#### Given problem:
Copy the material from the line that has "bar <box>302 234 326 274</box>" through the line that has "x-tick-label: They bought a hat for themselves", changing "legend-label" to "legend-entry" and leaving everything else as it is.
○ ○ ○ ○
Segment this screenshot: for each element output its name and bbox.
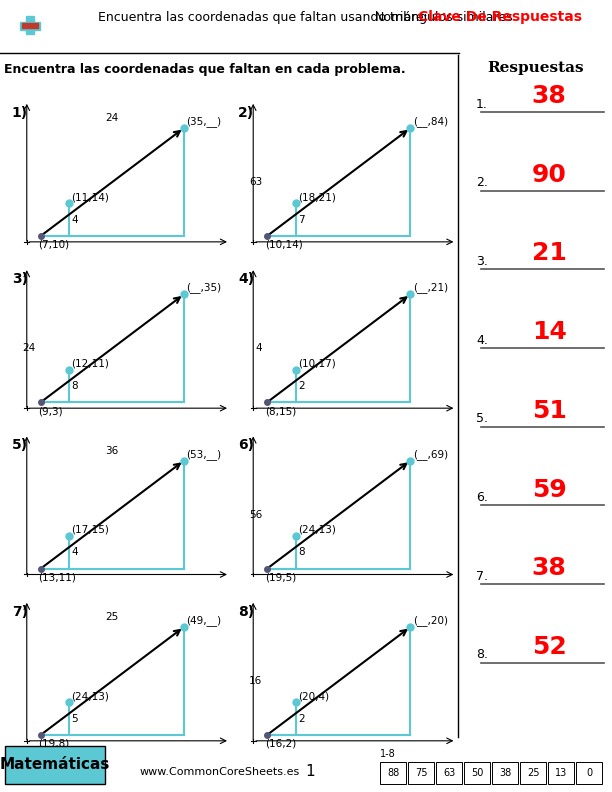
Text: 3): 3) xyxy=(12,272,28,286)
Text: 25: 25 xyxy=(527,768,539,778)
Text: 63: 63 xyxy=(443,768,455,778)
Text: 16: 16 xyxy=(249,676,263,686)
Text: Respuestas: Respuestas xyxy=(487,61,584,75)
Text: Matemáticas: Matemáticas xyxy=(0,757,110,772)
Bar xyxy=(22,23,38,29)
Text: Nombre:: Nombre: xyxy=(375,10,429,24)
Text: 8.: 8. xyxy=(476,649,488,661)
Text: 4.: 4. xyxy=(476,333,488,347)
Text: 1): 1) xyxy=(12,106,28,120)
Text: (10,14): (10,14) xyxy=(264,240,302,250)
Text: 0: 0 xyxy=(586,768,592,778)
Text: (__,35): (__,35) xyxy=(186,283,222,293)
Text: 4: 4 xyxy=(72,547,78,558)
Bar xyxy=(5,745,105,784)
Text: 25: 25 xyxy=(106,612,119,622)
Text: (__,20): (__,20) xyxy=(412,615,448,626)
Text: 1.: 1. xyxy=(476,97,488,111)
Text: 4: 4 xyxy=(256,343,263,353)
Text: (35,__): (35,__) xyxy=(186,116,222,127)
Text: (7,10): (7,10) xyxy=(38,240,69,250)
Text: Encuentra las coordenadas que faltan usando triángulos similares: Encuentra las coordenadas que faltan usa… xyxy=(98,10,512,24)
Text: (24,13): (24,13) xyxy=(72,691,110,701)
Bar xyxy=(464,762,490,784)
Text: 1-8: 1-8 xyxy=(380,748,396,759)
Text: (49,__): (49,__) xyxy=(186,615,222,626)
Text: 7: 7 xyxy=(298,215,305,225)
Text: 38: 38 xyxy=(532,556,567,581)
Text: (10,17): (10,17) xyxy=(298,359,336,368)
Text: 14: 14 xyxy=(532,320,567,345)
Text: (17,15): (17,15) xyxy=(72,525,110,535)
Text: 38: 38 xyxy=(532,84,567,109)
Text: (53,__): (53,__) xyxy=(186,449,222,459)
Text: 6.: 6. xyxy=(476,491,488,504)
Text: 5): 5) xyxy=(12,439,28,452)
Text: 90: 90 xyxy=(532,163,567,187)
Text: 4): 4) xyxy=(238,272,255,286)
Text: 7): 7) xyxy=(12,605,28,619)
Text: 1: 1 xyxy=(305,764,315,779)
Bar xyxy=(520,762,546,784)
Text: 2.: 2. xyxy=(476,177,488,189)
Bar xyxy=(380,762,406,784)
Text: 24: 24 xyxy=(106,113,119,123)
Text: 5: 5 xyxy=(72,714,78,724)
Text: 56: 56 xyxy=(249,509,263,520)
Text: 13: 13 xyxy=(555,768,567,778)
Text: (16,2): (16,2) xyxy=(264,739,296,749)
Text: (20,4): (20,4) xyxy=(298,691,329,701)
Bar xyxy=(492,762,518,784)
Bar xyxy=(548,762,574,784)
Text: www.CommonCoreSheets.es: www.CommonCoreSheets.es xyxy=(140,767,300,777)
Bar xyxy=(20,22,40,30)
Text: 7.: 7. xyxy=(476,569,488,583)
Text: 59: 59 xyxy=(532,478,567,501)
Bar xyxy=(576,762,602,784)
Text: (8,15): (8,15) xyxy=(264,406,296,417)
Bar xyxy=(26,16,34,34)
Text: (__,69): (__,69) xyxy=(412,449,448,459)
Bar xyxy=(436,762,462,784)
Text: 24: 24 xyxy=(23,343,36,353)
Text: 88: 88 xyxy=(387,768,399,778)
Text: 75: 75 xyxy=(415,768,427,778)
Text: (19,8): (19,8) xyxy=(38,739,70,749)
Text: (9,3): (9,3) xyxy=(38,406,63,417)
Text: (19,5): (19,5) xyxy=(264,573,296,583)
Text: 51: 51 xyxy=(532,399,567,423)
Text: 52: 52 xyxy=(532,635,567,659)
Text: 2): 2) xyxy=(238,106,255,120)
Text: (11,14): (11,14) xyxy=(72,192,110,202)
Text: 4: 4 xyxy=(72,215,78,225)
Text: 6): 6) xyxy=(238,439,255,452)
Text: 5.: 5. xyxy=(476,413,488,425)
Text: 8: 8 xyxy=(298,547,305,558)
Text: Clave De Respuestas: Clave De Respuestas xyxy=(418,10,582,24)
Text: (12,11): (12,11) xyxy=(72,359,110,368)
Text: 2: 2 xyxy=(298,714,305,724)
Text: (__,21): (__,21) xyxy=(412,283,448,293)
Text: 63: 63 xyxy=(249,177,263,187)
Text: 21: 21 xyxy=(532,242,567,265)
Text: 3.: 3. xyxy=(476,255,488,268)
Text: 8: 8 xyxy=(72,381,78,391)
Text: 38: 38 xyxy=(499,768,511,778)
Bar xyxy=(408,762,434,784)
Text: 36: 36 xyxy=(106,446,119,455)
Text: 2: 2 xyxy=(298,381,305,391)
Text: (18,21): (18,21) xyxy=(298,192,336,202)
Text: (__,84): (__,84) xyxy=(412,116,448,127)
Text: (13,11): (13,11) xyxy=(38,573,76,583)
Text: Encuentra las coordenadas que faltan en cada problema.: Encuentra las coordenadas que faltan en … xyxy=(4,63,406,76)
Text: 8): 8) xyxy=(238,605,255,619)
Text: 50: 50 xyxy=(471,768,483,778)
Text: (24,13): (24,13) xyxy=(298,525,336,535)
○ ○ ○ ○
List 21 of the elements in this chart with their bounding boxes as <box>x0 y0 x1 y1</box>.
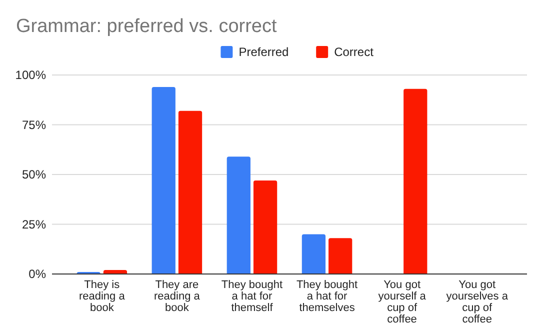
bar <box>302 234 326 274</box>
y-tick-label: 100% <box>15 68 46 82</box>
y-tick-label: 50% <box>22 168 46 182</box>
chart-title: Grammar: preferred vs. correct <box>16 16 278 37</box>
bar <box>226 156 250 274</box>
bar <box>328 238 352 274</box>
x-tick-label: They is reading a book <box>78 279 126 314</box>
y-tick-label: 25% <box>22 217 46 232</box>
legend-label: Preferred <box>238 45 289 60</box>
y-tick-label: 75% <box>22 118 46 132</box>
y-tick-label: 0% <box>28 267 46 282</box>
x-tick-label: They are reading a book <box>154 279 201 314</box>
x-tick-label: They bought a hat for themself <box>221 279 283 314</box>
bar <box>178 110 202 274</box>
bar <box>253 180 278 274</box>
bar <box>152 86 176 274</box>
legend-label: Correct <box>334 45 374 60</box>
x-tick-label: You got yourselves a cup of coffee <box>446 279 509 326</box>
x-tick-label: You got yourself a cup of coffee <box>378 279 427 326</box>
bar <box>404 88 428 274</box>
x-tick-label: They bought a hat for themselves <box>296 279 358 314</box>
○ ○ ○ ○
#### Task output:
bar <box>302 234 326 274</box>
y-tick-label: 100% <box>15 68 46 82</box>
y-tick-label: 50% <box>22 168 46 182</box>
chart-title: Grammar: preferred vs. correct <box>16 16 278 37</box>
bar <box>226 156 250 274</box>
bar <box>328 238 352 274</box>
x-tick-label: They is reading a book <box>78 279 126 314</box>
y-tick-label: 25% <box>22 217 46 232</box>
legend-entry: Preferred <box>238 45 289 60</box>
y-tick-label: 75% <box>22 118 46 132</box>
y-tick-label: 0% <box>28 267 46 282</box>
x-tick-label: They are reading a book <box>154 279 201 314</box>
x-tick-label: They bought a hat for themself <box>221 279 283 314</box>
bar <box>178 110 202 274</box>
bar <box>253 180 278 274</box>
bar <box>152 86 176 274</box>
legend-entry: Correct <box>334 45 374 60</box>
x-tick-label: You got yourselves a cup of coffee <box>446 279 509 326</box>
x-tick-label: You got yourself a cup of coffee <box>378 279 427 326</box>
bar <box>404 88 428 274</box>
x-tick-label: They bought a hat for themselves <box>296 279 358 314</box>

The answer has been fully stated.